PROBLEM DESCRIPTION: Each entry needs to be restated exactly as written.

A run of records

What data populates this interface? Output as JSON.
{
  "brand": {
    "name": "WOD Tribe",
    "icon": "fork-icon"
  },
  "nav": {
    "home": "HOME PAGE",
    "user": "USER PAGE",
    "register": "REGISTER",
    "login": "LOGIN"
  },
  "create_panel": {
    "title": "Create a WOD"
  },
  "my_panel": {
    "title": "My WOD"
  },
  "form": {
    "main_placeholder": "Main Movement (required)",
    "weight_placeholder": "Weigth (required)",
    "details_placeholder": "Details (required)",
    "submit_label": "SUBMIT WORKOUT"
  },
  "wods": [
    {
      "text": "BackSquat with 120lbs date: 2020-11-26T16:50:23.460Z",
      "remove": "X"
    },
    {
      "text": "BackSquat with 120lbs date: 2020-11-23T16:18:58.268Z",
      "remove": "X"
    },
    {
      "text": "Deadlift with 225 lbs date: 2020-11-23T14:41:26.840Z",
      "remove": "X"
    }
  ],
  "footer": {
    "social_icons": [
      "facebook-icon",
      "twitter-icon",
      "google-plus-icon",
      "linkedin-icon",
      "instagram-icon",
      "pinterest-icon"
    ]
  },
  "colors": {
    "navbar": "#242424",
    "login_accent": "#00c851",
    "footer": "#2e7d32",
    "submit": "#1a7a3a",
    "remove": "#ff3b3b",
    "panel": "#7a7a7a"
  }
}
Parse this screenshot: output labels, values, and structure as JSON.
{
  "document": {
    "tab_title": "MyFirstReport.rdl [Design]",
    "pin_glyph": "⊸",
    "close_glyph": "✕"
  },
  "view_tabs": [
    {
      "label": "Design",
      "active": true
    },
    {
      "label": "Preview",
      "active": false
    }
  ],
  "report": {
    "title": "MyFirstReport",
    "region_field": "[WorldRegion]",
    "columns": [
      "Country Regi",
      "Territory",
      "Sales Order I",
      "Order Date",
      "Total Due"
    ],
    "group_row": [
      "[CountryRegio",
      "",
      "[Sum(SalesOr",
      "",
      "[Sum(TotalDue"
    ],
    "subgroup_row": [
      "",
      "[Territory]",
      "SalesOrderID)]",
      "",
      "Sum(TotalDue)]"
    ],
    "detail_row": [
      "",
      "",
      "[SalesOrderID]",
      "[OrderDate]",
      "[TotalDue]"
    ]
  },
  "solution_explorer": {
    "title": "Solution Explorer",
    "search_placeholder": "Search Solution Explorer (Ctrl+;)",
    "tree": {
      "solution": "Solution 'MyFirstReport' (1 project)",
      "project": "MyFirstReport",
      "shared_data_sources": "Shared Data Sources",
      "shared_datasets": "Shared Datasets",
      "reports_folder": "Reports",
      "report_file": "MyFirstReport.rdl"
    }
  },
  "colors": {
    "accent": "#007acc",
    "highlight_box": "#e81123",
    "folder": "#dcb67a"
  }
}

IN RESPONSE:
What data populates this interface? Output as JSON.
{
  "brand": {
    "name": "WOD Tribe",
    "icon": "fork-icon"
  },
  "nav": {
    "home": "HOME PAGE",
    "user": "USER PAGE",
    "register": "REGISTER",
    "login": "LOGIN"
  },
  "create_panel": {
    "title": "Create a WOD"
  },
  "my_panel": {
    "title": "My WOD"
  },
  "form": {
    "main_placeholder": "Main Movement (required)",
    "weight_placeholder": "Weigth (required)",
    "details_placeholder": "Details (required)",
    "submit_label": "SUBMIT WORKOUT"
  },
  "wods": [
    {
      "text": "BackSquat with 120lbs date: 2020-11-26T16:50:23.460Z",
      "remove": "X"
    },
    {
      "text": "BackSquat with 120lbs date: 2020-11-23T16:18:58.268Z",
      "remove": "X"
    },
    {
      "text": "Deadlift with 225 lbs date: 2020-11-23T14:41:26.840Z",
      "remove": "X"
    }
  ],
  "footer": {
    "social_icons": [
      "facebook-icon",
      "twitter-icon",
      "google-plus-icon",
      "linkedin-icon",
      "instagram-icon",
      "pinterest-icon"
    ]
  },
  "colors": {
    "navbar": "#242424",
    "login_accent": "#00c851",
    "footer": "#2e7d32",
    "submit": "#1a7a3a",
    "remove": "#ff3b3b",
    "panel": "#7a7a7a"
  }
}
Parse this screenshot: output labels, values, and structure as JSON.
{
  "document": {
    "tab_title": "MyFirstReport.rdl [Design]",
    "pin_glyph": "⊸",
    "close_glyph": "✕"
  },
  "view_tabs": [
    {
      "label": "Design",
      "active": true
    },
    {
      "label": "Preview",
      "active": false
    }
  ],
  "report": {
    "title": "MyFirstReport",
    "region_field": "[WorldRegion]",
    "columns": [
      "Country Regi",
      "Territory",
      "Sales Order I",
      "Order Date",
      "Total Due"
    ],
    "group_row": [
      "[CountryRegio",
      "",
      "[Sum(SalesOr",
      "",
      "[Sum(TotalDue"
    ],
    "subgroup_row": [
      "",
      "[Territory]",
      "SalesOrderID)]",
      "",
      "Sum(TotalDue)]"
    ],
    "detail_row": [
      "",
      "",
      "[SalesOrderID]",
      "[OrderDate]",
      "[TotalDue]"
    ]
  },
  "solution_explorer": {
    "title": "Solution Explorer",
    "search_placeholder": "Search Solution Explorer (Ctrl+;)",
    "tree": {
      "solution": "Solution 'MyFirstReport' (1 project)",
      "project": "MyFirstReport",
      "shared_data_sources": "Shared Data Sources",
      "shared_datasets": "Shared Datasets",
      "reports_folder": "Reports",
      "report_file": "MyFirstReport.rdl"
    }
  },
  "colors": {
    "accent": "#007acc",
    "highlight_box": "#e81123",
    "folder": "#dcb67a"
  }
}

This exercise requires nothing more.